» Objective
Select and copy out every line in the records containing "response".

(Records from a collection)
____

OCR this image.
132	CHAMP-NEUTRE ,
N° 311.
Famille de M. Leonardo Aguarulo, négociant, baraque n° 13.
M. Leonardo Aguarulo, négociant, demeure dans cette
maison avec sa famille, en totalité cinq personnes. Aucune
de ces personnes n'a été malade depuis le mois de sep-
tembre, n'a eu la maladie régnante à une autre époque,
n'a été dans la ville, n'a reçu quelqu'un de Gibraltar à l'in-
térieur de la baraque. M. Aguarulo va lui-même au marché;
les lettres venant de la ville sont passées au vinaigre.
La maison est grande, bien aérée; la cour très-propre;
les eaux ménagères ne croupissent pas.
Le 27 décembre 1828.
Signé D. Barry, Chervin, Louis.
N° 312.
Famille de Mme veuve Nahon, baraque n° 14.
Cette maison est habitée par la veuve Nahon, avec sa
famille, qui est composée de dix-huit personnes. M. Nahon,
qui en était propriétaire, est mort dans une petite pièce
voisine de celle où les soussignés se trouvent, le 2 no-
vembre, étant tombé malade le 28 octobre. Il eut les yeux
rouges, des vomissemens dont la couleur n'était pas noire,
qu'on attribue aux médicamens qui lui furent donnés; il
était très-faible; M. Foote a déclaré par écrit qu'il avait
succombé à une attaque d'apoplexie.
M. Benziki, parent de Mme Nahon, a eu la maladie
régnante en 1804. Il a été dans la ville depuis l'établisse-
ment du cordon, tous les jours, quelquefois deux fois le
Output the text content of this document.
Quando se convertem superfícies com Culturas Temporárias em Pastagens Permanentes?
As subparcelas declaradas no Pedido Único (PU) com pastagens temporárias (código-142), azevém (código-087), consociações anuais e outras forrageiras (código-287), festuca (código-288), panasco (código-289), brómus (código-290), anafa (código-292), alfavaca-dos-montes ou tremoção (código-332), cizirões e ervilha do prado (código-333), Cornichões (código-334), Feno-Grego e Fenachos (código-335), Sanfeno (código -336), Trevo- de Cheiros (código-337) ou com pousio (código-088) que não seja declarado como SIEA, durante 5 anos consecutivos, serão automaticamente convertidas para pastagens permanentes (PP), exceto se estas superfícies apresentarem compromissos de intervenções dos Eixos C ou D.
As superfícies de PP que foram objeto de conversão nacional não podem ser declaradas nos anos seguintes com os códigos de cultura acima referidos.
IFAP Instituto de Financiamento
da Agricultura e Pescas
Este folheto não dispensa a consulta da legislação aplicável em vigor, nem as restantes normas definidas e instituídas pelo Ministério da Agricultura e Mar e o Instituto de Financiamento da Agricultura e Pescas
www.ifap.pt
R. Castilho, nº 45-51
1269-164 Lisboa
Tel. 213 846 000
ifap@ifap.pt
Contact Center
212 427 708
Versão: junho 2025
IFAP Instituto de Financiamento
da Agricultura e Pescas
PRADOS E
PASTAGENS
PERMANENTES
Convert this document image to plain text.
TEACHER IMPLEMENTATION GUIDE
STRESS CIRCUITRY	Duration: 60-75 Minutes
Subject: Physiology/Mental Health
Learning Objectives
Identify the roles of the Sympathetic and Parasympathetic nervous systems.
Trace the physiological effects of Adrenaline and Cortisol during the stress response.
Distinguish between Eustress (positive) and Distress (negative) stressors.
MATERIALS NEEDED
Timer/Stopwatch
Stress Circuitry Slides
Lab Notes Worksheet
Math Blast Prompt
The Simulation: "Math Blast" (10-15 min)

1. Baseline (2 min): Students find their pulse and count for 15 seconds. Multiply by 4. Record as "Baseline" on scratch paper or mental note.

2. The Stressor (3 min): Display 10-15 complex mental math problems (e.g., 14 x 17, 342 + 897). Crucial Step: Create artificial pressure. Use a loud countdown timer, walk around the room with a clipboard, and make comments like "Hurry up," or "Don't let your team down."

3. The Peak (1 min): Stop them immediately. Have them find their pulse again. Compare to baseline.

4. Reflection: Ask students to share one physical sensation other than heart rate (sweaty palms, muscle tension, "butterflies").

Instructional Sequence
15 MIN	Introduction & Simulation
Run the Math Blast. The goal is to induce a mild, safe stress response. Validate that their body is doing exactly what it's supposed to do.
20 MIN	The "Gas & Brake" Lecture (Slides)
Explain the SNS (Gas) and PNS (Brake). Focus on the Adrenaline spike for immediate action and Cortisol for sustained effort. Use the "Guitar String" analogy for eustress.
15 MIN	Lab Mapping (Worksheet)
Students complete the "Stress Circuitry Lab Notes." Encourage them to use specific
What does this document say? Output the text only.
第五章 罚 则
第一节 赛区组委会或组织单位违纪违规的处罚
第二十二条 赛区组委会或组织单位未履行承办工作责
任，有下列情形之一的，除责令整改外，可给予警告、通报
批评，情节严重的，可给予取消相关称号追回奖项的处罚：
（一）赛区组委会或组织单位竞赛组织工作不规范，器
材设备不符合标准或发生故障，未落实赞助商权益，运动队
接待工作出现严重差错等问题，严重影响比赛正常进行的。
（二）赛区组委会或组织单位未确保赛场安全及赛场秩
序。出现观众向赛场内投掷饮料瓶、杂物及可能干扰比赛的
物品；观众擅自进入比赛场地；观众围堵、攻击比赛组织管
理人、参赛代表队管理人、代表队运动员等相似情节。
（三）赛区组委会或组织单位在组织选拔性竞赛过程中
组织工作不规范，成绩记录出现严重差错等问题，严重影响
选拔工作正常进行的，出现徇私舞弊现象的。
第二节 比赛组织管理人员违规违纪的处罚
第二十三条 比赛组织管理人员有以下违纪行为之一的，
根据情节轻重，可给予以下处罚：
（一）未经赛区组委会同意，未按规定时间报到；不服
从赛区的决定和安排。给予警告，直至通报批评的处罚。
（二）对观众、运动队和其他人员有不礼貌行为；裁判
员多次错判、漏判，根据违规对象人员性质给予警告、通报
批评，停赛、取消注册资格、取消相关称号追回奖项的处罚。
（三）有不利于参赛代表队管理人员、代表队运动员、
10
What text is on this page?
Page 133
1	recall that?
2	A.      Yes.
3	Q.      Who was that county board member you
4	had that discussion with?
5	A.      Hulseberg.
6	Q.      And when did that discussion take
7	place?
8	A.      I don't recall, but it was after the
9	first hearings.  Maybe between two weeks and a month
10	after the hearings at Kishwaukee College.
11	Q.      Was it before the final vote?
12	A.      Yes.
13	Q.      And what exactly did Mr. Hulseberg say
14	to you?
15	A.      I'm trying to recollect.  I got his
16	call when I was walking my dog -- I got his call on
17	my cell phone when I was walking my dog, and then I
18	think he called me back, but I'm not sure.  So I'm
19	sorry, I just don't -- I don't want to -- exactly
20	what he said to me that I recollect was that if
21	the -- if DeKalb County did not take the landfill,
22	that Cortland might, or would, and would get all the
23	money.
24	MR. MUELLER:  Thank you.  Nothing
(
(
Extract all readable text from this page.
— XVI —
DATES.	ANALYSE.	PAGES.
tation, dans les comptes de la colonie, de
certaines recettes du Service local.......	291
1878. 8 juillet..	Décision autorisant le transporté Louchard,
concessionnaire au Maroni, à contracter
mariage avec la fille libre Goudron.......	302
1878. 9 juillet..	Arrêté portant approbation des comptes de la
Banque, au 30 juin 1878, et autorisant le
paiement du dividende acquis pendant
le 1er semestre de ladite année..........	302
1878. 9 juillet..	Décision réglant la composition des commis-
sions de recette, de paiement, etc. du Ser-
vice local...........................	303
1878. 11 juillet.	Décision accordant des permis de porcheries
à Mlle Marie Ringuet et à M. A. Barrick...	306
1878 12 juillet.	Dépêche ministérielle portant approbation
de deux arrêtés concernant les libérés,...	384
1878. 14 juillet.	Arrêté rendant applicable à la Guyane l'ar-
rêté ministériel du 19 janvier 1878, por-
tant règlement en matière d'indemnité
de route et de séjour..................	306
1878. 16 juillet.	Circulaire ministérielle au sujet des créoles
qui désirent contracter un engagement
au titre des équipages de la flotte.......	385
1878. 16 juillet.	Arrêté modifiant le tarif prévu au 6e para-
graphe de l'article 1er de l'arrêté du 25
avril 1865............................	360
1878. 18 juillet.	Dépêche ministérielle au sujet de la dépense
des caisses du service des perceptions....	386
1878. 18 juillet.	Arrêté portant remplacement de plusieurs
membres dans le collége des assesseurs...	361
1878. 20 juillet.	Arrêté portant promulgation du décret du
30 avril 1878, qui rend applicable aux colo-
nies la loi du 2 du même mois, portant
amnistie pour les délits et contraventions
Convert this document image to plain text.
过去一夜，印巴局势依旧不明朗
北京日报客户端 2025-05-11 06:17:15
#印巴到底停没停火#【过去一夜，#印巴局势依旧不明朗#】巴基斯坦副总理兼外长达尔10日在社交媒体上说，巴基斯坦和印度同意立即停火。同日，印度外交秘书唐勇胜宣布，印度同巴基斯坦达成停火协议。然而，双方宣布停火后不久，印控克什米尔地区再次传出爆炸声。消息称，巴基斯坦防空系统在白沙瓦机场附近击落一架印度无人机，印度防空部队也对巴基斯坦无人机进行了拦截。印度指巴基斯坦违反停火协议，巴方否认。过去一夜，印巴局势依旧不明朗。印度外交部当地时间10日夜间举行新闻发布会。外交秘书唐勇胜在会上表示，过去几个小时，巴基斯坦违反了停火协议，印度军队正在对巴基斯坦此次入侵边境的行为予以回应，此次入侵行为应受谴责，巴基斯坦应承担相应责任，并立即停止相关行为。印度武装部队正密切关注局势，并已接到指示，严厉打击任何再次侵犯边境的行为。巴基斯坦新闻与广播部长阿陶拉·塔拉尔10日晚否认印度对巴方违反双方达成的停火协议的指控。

____

» Solution to the problem
Trace the physiological effects of Adrenaline and Cortisol during the stress response.
Run the Math Blast. The goal is to induce a mild, safe stress response. Validate that their body is doing exactly what it's supposed to do.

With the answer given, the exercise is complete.